### [Prompt]
Copy the data precisely, keeping every character.

### [Data provided]

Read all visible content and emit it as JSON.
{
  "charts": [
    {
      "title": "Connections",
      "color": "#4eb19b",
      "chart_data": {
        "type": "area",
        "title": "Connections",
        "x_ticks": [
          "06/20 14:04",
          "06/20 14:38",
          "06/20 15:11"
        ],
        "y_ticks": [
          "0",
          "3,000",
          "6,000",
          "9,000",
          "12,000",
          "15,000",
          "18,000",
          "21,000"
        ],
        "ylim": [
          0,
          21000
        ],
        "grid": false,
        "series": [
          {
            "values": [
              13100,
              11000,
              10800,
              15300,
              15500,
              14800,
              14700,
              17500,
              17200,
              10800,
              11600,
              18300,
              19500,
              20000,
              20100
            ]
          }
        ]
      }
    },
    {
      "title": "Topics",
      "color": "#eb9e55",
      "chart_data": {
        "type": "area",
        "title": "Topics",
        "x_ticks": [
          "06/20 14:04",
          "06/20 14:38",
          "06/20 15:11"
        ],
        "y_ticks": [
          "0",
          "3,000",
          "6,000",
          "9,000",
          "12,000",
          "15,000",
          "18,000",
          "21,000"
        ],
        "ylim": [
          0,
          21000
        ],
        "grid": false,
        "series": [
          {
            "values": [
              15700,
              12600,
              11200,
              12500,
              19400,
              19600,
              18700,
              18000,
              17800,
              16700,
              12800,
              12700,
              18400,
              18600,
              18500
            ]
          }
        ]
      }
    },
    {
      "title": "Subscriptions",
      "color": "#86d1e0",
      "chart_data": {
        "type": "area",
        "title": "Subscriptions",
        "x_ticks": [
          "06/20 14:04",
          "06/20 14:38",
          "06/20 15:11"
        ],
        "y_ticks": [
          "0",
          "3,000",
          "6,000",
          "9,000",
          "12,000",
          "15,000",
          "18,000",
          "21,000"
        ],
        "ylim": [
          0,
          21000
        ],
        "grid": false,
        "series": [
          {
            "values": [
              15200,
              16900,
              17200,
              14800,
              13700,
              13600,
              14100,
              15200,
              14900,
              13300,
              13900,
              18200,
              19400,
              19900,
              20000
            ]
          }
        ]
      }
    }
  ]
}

### [The reply]
Read all visible content and emit it as JSON.
{
  "charts": [
    {
      "title": "Connections",
      "color": "#4eb19b",
      "chart_data": {
        "type": "area",
        "title": "Connections",
        "x_ticks": [
          "06/20 14:04",
          "06/20 14:38",
          "06/20 15:11"
        ],
        "y_ticks": [
          "0",
          "3,000",
          "6,000",
          "9,000",
          "12,000",
          "15,000",
          "18,000",
          "21,000"
        ],
        "ylim": [
          0,
          21000
        ],
        "grid": false,
        "series": [
          {
            "values": [
              13100,
              11000,
              10800,
              15300,
              15500,
              14800,
              14700,
              17500,
              17200,
              10800,
              11600,
              18300,
              19500,
              20000,
              20100
            ]
          }
        ]
      }
    },
    {
      "title": "Topics",
      "color": "#eb9e55",
      "chart_data": {
        "type": "area",
        "title": "Topics",
        "x_ticks": [
          "06/20 14:04",
          "06/20 14:38",
          "06/20 15:11"
        ],
        "y_ticks": [
          "0",
          "3,000",
          "6,000",
          "9,000",
          "12,000",
          "15,000",
          "18,000",
          "21,000"
        ],
        "ylim": [
          0,
          21000
        ],
        "grid": false,
        "series": [
          {
            "values": [
              15700,
              12600,
              11200,
              12500,
              19400,
              19600,
              18700,
              18000,
              17800,
              16700,
              12800,
              12700,
              18400,
              18600,
              18500
            ]
          }
        ]
      }
    },
    {
      "title": "Subscriptions",
      "color": "#86d1e0",
      "chart_data": {
        "type": "area",
        "title": "Subscriptions",
        "x_ticks": [
          "06/20 14:04",
          "06/20 14:38",
          "06/20 15:11"
        ],
        "y_ticks": [
          "0",
          "3,000",
          "6,000",
          "9,000",
          "12,000",
          "15,000",
          "18,000",
          "21,000"
        ],
        "ylim": [
          0,
          21000
        ],
        "grid": false,
        "series": [
          {
            "values": [
              15200,
              16900,
              17200,
              14800,
              13700,
              13600,
              14100,
              15200,
              14900,
              13300,
              13900,
              18200,
              19400,
              19900,
              20000
            ]
          }
        ]
      }
    }
  ]
}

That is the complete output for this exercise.